_SET PROBLEM_
Below are the records; reproduce all of them exactly but without any images.

_GIVEN RECORDS_
● ● ● ● ● ● ●

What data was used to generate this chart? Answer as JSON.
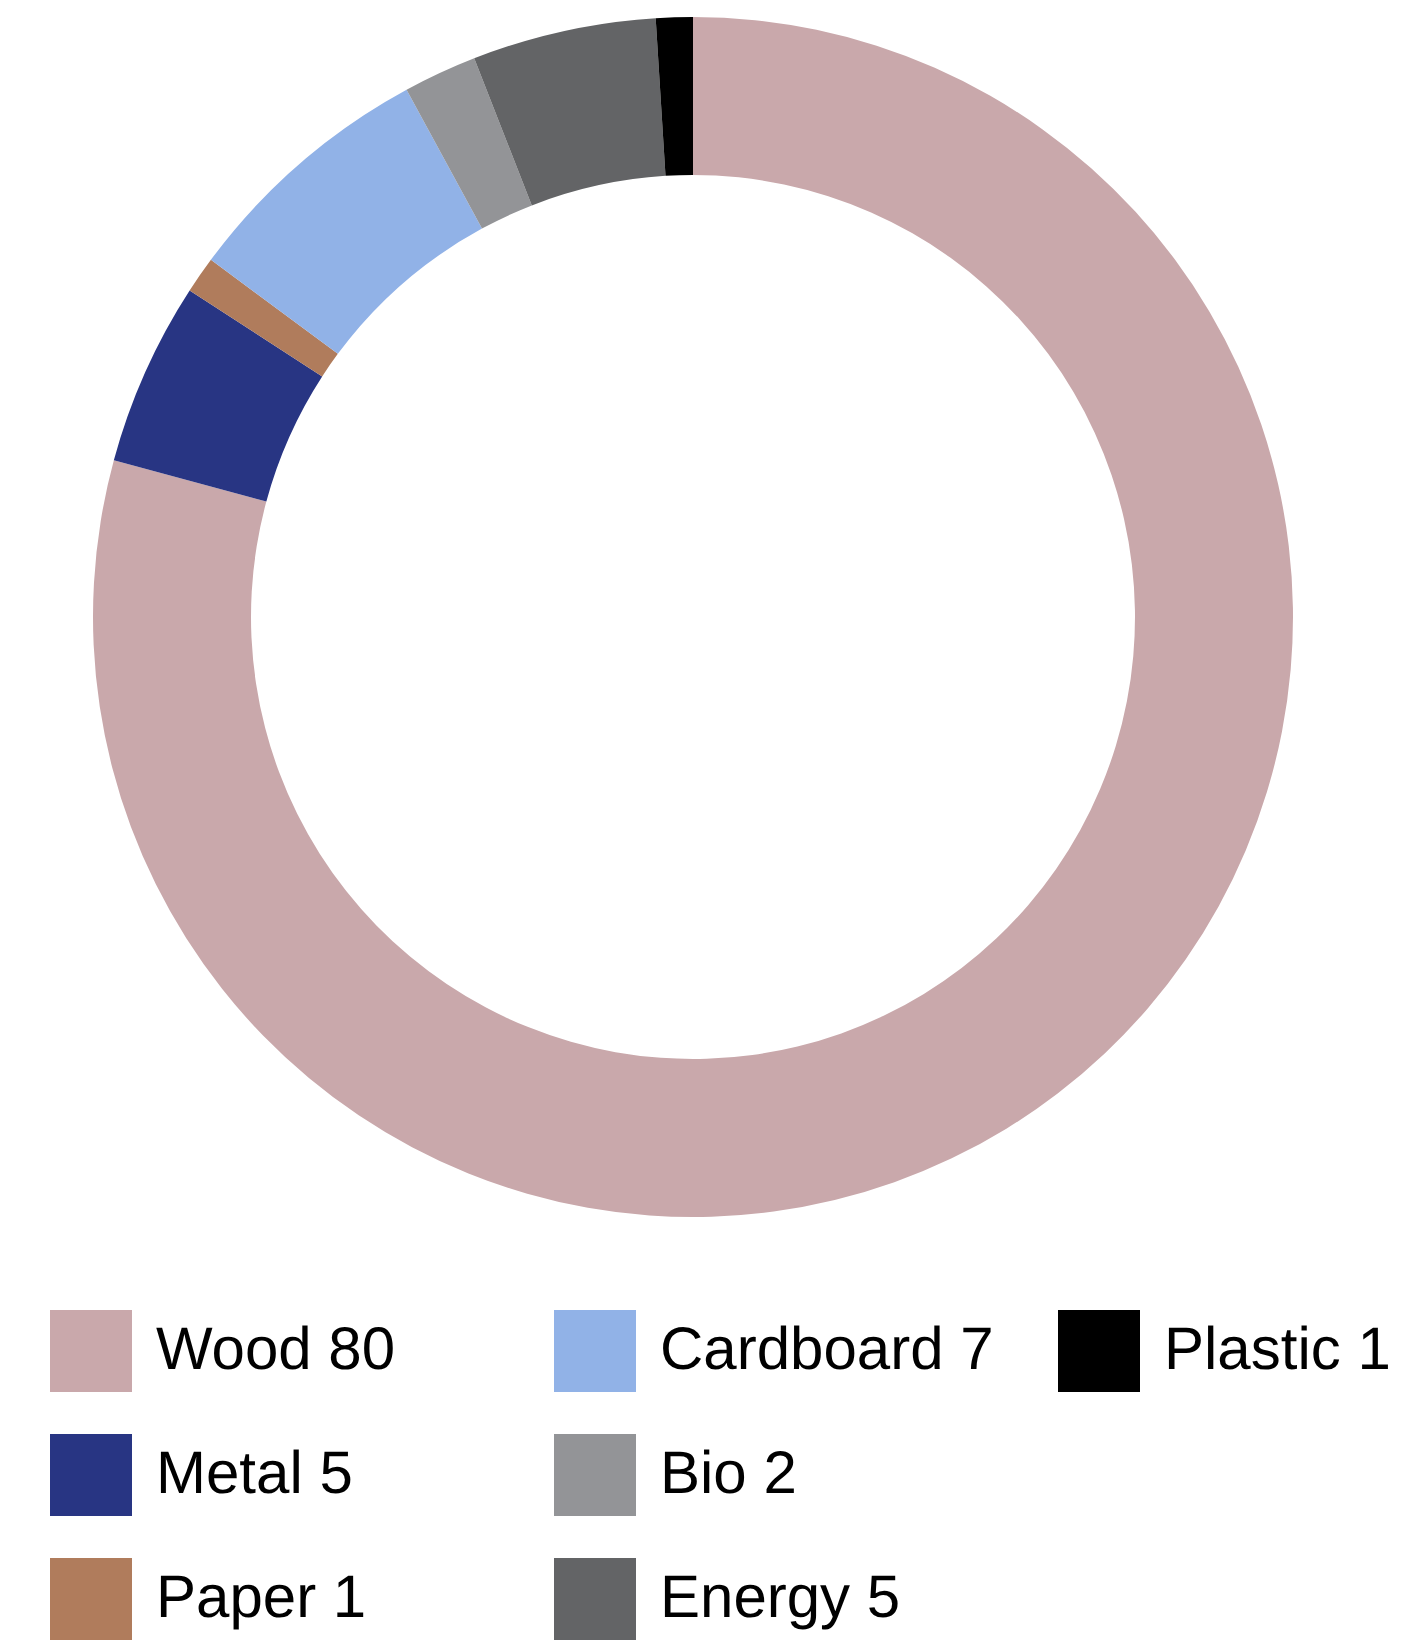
{
  "chart_data": {
    "type": "donut",
    "categories": [
      "Wood 80",
      "Metal 5",
      "Paper 1",
      "Cardboard 7",
      "Bio 2",
      "Energy 5",
      "Plastic 1"
    ],
    "values": [
      80,
      5,
      1,
      7,
      2,
      5,
      1
    ],
    "colors": [
      "#c9a8ab",
      "#283583",
      "#b07c5c",
      "#91b2e7",
      "#939497",
      "#636466",
      "#000000"
    ],
    "legend": "bottom"
  }
}
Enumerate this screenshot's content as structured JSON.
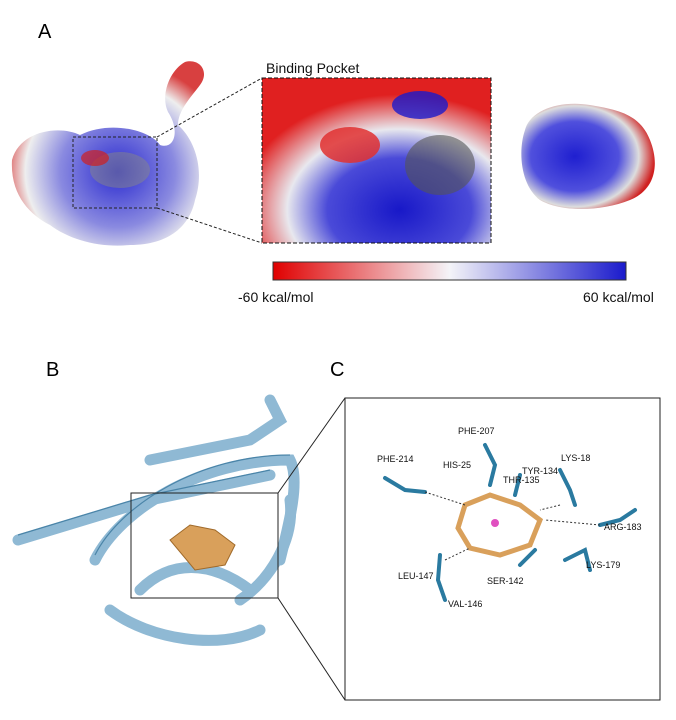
{
  "panel_a": {
    "label": "A",
    "inset_title": "Binding Pocket",
    "colorbar": {
      "min_label": "-60 kcal/mol",
      "max_label": "60 kcal/mol"
    }
  },
  "panel_b": {
    "label": "B"
  },
  "panel_c": {
    "label": "C",
    "residues": [
      "PHE-207",
      "PHE-214",
      "HIS-25",
      "TYR-134",
      "LYS-18",
      "THR-135",
      "ARG-183",
      "LEU-147",
      "SER-142",
      "LYS-179",
      "VAL-146"
    ]
  }
}
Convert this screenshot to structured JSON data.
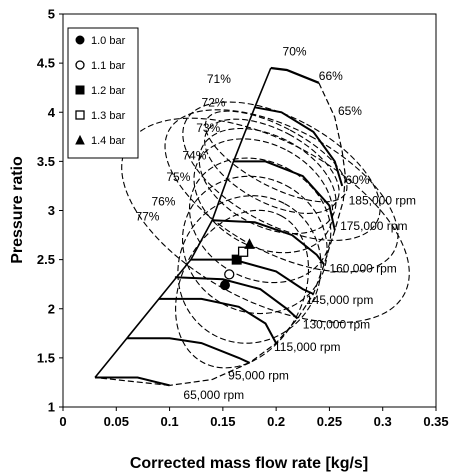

● ● ● ● ● ● ●

_RESULT OF THIS TASK_
What data was used to generate this chart? Answer as JSON.
{
  "chart_data": {
    "type": "donut",
    "categories": [
      "Wood 80",
      "Metal 5",
      "Paper 1",
      "Cardboard 7",
      "Bio 2",
      "Energy 5",
      "Plastic 1"
    ],
    "values": [
      80,
      5,
      1,
      7,
      2,
      5,
      1
    ],
    "colors": [
      "#c9a8ab",
      "#283583",
      "#b07c5c",
      "#91b2e7",
      "#939497",
      "#636466",
      "#000000"
    ],
    "legend": "bottom"
  }
}
Enumerate this screenshot's content as structured JSON.
{
  "panel_a": {
    "label": "A",
    "inset_title": "Binding Pocket",
    "colorbar": {
      "min_label": "-60 kcal/mol",
      "max_label": "60 kcal/mol"
    }
  },
  "panel_b": {
    "label": "B"
  },
  "panel_c": {
    "label": "C",
    "residues": [
      "PHE-207",
      "PHE-214",
      "HIS-25",
      "TYR-134",
      "LYS-18",
      "THR-135",
      "ARG-183",
      "LEU-147",
      "SER-142",
      "LYS-179",
      "VAL-146"
    ]
  }
}
Convert this screenshot to structured JSON data.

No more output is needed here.